● **Work to complete**
Locate each line below that includes "name" and reproduce it.

[Figure record listings]
==*==

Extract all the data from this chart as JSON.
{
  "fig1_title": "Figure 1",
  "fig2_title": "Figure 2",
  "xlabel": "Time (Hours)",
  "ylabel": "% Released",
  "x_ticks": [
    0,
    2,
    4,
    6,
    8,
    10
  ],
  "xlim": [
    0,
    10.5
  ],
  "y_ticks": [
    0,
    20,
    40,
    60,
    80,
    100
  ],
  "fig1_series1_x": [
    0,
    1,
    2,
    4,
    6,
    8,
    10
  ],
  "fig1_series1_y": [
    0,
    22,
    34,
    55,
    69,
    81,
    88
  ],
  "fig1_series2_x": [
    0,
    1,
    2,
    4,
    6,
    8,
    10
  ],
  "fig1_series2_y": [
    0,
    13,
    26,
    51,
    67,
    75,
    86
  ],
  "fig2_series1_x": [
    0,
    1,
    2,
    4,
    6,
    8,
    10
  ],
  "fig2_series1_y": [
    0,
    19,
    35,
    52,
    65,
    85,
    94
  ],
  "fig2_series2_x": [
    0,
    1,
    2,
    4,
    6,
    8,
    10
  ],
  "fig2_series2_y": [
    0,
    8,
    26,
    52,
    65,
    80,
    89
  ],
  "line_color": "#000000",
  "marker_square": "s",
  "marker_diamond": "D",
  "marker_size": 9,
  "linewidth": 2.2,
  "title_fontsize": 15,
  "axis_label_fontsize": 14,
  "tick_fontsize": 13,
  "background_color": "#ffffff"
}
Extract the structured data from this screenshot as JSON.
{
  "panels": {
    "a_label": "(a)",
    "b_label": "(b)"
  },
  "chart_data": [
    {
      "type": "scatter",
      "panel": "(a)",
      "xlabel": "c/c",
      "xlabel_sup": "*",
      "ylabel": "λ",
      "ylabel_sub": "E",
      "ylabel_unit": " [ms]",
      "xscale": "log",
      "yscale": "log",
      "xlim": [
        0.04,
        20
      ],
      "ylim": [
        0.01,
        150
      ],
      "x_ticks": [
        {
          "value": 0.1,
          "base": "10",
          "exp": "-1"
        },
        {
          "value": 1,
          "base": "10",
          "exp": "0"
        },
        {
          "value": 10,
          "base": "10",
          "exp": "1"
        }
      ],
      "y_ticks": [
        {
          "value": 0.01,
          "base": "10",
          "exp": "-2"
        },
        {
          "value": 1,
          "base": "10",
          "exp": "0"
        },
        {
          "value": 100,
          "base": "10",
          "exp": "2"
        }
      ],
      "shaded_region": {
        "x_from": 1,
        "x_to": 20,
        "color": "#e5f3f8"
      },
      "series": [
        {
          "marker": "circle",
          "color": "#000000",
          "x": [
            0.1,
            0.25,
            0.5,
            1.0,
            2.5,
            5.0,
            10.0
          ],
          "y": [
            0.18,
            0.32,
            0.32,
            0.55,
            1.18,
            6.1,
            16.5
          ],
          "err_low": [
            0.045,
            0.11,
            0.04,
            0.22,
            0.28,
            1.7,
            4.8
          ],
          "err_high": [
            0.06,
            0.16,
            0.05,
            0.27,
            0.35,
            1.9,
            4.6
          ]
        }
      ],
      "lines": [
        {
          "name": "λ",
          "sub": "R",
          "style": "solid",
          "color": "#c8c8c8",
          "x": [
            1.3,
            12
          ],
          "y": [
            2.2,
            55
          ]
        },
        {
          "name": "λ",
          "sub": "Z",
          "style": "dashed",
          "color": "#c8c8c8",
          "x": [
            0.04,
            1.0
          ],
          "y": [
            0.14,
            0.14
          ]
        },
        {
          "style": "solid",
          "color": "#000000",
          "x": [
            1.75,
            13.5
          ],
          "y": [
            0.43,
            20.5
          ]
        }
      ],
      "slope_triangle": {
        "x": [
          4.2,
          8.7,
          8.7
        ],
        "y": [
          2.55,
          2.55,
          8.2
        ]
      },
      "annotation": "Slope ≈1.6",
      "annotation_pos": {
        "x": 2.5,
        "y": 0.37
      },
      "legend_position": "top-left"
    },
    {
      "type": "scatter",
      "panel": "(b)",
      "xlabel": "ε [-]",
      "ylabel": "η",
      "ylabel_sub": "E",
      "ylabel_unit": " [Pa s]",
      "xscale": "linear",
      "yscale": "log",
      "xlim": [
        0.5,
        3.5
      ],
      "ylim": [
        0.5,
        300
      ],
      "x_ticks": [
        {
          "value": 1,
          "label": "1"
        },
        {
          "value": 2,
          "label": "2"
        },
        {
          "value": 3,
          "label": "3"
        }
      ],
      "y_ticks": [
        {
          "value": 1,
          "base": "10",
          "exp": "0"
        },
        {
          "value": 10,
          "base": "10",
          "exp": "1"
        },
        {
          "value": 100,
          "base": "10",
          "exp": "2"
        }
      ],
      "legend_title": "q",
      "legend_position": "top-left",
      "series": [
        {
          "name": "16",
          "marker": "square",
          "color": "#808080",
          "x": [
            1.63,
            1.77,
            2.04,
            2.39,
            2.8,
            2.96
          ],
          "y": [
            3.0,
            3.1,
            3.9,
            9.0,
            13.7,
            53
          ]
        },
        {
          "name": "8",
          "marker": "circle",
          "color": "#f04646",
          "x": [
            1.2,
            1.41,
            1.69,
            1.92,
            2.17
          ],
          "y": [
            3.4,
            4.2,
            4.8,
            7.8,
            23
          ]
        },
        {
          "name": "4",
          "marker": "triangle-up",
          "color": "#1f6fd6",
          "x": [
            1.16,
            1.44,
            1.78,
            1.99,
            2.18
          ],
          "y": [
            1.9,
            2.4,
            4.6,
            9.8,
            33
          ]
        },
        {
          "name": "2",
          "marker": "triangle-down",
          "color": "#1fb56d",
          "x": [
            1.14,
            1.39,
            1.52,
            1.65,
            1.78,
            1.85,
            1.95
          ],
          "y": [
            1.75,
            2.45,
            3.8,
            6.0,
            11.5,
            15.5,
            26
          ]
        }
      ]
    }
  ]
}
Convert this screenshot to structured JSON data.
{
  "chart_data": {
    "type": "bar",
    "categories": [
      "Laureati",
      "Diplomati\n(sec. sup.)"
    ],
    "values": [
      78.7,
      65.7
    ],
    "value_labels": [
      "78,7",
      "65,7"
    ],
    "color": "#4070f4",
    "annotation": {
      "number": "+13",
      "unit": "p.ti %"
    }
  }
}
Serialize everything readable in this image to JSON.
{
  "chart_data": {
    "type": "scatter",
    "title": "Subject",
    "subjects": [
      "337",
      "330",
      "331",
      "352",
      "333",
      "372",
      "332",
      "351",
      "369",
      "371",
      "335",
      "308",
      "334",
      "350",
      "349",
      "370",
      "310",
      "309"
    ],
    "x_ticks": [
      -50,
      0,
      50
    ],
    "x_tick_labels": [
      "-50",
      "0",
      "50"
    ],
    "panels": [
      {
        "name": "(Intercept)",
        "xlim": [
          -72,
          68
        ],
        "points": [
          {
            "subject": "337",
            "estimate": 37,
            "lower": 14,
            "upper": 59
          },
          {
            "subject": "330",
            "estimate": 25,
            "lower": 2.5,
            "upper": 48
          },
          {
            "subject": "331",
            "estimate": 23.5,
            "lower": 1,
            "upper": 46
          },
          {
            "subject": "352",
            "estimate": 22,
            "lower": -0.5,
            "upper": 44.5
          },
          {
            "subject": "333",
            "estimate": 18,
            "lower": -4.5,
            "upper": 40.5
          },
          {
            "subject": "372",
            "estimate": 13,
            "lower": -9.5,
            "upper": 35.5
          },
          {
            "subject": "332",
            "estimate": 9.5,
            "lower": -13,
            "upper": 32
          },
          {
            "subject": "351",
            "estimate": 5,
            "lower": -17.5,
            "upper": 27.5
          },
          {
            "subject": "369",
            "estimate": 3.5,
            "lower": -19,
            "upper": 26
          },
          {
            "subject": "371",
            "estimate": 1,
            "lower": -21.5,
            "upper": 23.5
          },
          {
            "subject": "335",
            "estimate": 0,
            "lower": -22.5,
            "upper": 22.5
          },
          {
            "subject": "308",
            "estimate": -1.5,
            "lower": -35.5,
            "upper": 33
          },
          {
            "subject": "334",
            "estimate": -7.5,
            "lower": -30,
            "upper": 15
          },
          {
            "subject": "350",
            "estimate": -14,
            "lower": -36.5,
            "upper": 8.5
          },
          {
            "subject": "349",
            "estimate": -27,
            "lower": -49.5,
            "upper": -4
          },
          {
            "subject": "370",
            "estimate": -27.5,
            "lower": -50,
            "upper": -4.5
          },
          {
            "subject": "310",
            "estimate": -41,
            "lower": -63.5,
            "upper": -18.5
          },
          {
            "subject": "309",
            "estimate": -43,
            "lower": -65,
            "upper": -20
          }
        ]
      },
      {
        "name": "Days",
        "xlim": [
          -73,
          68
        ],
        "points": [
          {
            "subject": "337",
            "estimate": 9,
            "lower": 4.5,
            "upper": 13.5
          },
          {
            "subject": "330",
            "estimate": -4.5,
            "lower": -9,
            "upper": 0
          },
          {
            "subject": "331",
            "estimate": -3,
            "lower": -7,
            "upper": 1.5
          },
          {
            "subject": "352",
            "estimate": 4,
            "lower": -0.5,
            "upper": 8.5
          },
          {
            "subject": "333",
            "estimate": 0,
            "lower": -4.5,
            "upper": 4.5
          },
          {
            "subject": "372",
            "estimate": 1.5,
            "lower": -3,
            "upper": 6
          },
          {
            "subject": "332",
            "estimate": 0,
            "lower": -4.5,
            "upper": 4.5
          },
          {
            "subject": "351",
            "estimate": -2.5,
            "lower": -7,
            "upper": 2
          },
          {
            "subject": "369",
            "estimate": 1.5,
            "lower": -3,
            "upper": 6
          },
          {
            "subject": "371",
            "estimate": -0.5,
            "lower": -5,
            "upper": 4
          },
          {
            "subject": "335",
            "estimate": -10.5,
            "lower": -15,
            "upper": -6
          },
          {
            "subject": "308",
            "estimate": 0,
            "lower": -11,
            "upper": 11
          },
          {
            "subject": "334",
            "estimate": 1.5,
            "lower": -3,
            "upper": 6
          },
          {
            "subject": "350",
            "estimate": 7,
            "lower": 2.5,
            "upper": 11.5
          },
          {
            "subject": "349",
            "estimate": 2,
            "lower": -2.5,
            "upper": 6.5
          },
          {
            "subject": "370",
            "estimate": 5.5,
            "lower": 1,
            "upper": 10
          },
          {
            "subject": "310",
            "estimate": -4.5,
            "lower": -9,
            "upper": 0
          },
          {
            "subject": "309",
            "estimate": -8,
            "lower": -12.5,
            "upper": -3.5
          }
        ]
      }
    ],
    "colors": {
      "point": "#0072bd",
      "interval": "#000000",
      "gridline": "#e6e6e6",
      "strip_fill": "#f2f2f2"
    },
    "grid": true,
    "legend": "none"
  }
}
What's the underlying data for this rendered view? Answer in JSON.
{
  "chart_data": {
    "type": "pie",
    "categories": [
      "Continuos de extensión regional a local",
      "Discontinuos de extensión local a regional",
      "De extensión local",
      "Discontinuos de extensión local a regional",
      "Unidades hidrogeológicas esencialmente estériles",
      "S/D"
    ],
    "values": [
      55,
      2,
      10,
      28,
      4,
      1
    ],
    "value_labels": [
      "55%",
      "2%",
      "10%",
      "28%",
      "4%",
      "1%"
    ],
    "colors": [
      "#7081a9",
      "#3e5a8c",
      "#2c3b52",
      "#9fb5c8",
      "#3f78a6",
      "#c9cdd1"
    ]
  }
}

==*==

● **Result**
          "name": "λ",
          "name": "λ",
          "name": "16",
          "name": "8",
          "name": "4",
          "name": "2",
        "name": "(Intercept)",
        "name": "Days",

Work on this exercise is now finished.